▶ EXERCISE INPUT:
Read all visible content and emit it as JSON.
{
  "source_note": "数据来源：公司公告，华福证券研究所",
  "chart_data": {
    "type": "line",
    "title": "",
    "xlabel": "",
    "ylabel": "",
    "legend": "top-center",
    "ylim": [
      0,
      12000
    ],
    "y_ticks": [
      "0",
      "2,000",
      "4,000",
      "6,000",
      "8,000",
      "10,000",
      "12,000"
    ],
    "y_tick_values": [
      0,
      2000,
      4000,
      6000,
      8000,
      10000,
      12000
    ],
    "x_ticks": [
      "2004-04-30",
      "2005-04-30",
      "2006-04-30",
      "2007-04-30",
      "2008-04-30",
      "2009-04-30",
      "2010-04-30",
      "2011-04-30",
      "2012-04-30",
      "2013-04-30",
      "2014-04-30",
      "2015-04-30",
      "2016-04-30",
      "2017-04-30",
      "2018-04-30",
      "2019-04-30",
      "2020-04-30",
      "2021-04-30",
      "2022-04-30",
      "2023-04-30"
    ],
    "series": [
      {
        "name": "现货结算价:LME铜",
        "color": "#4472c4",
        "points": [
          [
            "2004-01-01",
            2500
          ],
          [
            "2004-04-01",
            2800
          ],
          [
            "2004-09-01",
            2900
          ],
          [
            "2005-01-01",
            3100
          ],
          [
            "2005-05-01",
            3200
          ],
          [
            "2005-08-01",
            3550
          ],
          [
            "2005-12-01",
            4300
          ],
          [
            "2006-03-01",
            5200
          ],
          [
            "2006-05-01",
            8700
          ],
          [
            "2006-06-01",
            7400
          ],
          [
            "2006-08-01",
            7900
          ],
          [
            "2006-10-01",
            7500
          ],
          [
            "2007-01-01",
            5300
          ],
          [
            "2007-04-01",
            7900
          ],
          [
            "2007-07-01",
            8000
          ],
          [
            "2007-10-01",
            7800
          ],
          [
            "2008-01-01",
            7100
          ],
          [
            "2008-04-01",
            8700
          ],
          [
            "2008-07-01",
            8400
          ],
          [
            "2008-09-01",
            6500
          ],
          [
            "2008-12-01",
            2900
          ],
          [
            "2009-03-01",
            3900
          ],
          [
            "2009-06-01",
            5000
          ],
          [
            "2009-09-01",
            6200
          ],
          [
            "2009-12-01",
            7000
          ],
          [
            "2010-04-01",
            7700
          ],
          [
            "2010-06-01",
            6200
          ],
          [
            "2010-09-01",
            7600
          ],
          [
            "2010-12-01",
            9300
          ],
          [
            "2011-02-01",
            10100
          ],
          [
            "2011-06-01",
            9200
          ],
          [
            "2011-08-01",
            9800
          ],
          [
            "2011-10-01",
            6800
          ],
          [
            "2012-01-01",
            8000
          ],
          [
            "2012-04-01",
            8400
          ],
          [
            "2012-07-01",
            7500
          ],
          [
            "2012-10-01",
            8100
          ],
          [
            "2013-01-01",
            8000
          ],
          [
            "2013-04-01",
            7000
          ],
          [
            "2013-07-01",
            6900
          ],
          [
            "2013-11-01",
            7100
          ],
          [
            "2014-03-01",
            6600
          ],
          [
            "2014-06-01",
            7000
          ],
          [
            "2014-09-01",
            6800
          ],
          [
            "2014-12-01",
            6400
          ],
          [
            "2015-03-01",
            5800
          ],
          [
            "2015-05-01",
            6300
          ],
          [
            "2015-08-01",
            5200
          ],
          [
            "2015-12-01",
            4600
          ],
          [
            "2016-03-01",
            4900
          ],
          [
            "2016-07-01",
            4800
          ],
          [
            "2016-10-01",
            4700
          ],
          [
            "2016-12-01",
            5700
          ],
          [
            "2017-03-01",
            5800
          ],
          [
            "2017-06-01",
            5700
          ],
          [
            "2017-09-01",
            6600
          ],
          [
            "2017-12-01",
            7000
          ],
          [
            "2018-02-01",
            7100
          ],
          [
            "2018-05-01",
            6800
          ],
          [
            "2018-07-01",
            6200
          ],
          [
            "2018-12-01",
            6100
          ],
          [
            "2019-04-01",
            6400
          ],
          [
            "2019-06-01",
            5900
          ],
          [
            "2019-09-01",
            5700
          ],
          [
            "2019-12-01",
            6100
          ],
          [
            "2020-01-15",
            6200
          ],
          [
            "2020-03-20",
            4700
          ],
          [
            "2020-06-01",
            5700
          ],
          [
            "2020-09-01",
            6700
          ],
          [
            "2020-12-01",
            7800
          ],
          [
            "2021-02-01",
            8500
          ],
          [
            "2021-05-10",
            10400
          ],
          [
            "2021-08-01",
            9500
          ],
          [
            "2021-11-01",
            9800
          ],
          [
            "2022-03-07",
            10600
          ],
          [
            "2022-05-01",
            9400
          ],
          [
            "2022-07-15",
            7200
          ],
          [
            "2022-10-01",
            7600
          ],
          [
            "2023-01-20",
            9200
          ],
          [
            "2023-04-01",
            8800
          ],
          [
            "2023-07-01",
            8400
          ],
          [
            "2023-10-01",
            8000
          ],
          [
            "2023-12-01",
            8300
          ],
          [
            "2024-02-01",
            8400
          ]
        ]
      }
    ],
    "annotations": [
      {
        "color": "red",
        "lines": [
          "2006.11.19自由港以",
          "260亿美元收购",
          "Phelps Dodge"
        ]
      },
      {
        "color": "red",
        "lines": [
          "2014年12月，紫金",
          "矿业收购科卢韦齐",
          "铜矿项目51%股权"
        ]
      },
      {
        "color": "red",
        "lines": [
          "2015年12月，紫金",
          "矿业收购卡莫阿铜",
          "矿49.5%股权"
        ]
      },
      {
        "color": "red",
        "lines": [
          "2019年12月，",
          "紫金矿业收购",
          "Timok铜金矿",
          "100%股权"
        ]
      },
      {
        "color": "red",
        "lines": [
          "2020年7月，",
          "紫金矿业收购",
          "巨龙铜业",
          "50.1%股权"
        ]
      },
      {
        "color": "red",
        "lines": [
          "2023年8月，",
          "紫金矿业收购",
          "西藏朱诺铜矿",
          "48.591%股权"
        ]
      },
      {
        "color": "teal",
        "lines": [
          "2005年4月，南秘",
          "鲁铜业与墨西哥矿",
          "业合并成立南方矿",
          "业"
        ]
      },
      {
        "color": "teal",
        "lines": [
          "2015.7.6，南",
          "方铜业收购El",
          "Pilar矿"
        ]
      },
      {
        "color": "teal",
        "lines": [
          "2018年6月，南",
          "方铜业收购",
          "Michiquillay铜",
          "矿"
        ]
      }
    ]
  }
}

▶ REQUIRED TASK:
The data above must be returned in full, exactly as written.

▶ EXERCISE RESULT:
Read all visible content and emit it as JSON.
{
  "source_note": "数据来源：公司公告，华福证券研究所",
  "chart_data": {
    "type": "line",
    "title": "",
    "xlabel": "",
    "ylabel": "",
    "legend": "top-center",
    "ylim": [
      0,
      12000
    ],
    "y_ticks": [
      "0",
      "2,000",
      "4,000",
      "6,000",
      "8,000",
      "10,000",
      "12,000"
    ],
    "y_tick_values": [
      0,
      2000,
      4000,
      6000,
      8000,
      10000,
      12000
    ],
    "x_ticks": [
      "2004-04-30",
      "2005-04-30",
      "2006-04-30",
      "2007-04-30",
      "2008-04-30",
      "2009-04-30",
      "2010-04-30",
      "2011-04-30",
      "2012-04-30",
      "2013-04-30",
      "2014-04-30",
      "2015-04-30",
      "2016-04-30",
      "2017-04-30",
      "2018-04-30",
      "2019-04-30",
      "2020-04-30",
      "2021-04-30",
      "2022-04-30",
      "2023-04-30"
    ],
    "series": [
      {
        "name": "现货结算价:LME铜",
        "color": "#4472c4",
        "points": [
          [
            "2004-01-01",
            2500
          ],
          [
            "2004-04-01",
            2800
          ],
          [
            "2004-09-01",
            2900
          ],
          [
            "2005-01-01",
            3100
          ],
          [
            "2005-05-01",
            3200
          ],
          [
            "2005-08-01",
            3550
          ],
          [
            "2005-12-01",
            4300
          ],
          [
            "2006-03-01",
            5200
          ],
          [
            "2006-05-01",
            8700
          ],
          [
            "2006-06-01",
            7400
          ],
          [
            "2006-08-01",
            7900
          ],
          [
            "2006-10-01",
            7500
          ],
          [
            "2007-01-01",
            5300
          ],
          [
            "2007-04-01",
            7900
          ],
          [
            "2007-07-01",
            8000
          ],
          [
            "2007-10-01",
            7800
          ],
          [
            "2008-01-01",
            7100
          ],
          [
            "2008-04-01",
            8700
          ],
          [
            "2008-07-01",
            8400
          ],
          [
            "2008-09-01",
            6500
          ],
          [
            "2008-12-01",
            2900
          ],
          [
            "2009-03-01",
            3900
          ],
          [
            "2009-06-01",
            5000
          ],
          [
            "2009-09-01",
            6200
          ],
          [
            "2009-12-01",
            7000
          ],
          [
            "2010-04-01",
            7700
          ],
          [
            "2010-06-01",
            6200
          ],
          [
            "2010-09-01",
            7600
          ],
          [
            "2010-12-01",
            9300
          ],
          [
            "2011-02-01",
            10100
          ],
          [
            "2011-06-01",
            9200
          ],
          [
            "2011-08-01",
            9800
          ],
          [
            "2011-10-01",
            6800
          ],
          [
            "2012-01-01",
            8000
          ],
          [
            "2012-04-01",
            8400
          ],
          [
            "2012-07-01",
            7500
          ],
          [
            "2012-10-01",
            8100
          ],
          [
            "2013-01-01",
            8000
          ],
          [
            "2013-04-01",
            7000
          ],
          [
            "2013-07-01",
            6900
          ],
          [
            "2013-11-01",
            7100
          ],
          [
            "2014-03-01",
            6600
          ],
          [
            "2014-06-01",
            7000
          ],
          [
            "2014-09-01",
            6800
          ],
          [
            "2014-12-01",
            6400
          ],
          [
            "2015-03-01",
            5800
          ],
          [
            "2015-05-01",
            6300
          ],
          [
            "2015-08-01",
            5200
          ],
          [
            "2015-12-01",
            4600
          ],
          [
            "2016-03-01",
            4900
          ],
          [
            "2016-07-01",
            4800
          ],
          [
            "2016-10-01",
            4700
          ],
          [
            "2016-12-01",
            5700
          ],
          [
            "2017-03-01",
            5800
          ],
          [
            "2017-06-01",
            5700
          ],
          [
            "2017-09-01",
            6600
          ],
          [
            "2017-12-01",
            7000
          ],
          [
            "2018-02-01",
            7100
          ],
          [
            "2018-05-01",
            6800
          ],
          [
            "2018-07-01",
            6200
          ],
          [
            "2018-12-01",
            6100
          ],
          [
            "2019-04-01",
            6400
          ],
          [
            "2019-06-01",
            5900
          ],
          [
            "2019-09-01",
            5700
          ],
          [
            "2019-12-01",
            6100
          ],
          [
            "2020-01-15",
            6200
          ],
          [
            "2020-03-20",
            4700
          ],
          [
            "2020-06-01",
            5700
          ],
          [
            "2020-09-01",
            6700
          ],
          [
            "2020-12-01",
            7800
          ],
          [
            "2021-02-01",
            8500
          ],
          [
            "2021-05-10",
            10400
          ],
          [
            "2021-08-01",
            9500
          ],
          [
            "2021-11-01",
            9800
          ],
          [
            "2022-03-07",
            10600
          ],
          [
            "2022-05-01",
            9400
          ],
          [
            "2022-07-15",
            7200
          ],
          [
            "2022-10-01",
            7600
          ],
          [
            "2023-01-20",
            9200
          ],
          [
            "2023-04-01",
            8800
          ],
          [
            "2023-07-01",
            8400
          ],
          [
            "2023-10-01",
            8000
          ],
          [
            "2023-12-01",
            8300
          ],
          [
            "2024-02-01",
            8400
          ]
        ]
      }
    ],
    "annotations": [
      {
        "color": "red",
        "lines": [
          "2006.11.19自由港以",
          "260亿美元收购",
          "Phelps Dodge"
        ]
      },
      {
        "color": "red",
        "lines": [
          "2014年12月，紫金",
          "矿业收购科卢韦齐",
          "铜矿项目51%股权"
        ]
      },
      {
        "color": "red",
        "lines": [
          "2015年12月，紫金",
          "矿业收购卡莫阿铜",
          "矿49.5%股权"
        ]
      },
      {
        "color": "red",
        "lines": [
          "2019年12月，",
          "紫金矿业收购",
          "Timok铜金矿",
          "100%股权"
        ]
      },
      {
        "color": "red",
        "lines": [
          "2020年7月，",
          "紫金矿业收购",
          "巨龙铜业",
          "50.1%股权"
        ]
      },
      {
        "color": "red",
        "lines": [
          "2023年8月，",
          "紫金矿业收购",
          "西藏朱诺铜矿",
          "48.591%股权"
        ]
      },
      {
        "color": "teal",
        "lines": [
          "2005年4月，南秘",
          "鲁铜业与墨西哥矿",
          "业合并成立南方矿",
          "业"
        ]
      },
      {
        "color": "teal",
        "lines": [
          "2015.7.6，南",
          "方铜业收购El",
          "Pilar矿"
        ]
      },
      {
        "color": "teal",
        "lines": [
          "2018年6月，南",
          "方铜业收购",
          "Michiquillay铜",
          "矿"
        ]
      }
    ]
  }
}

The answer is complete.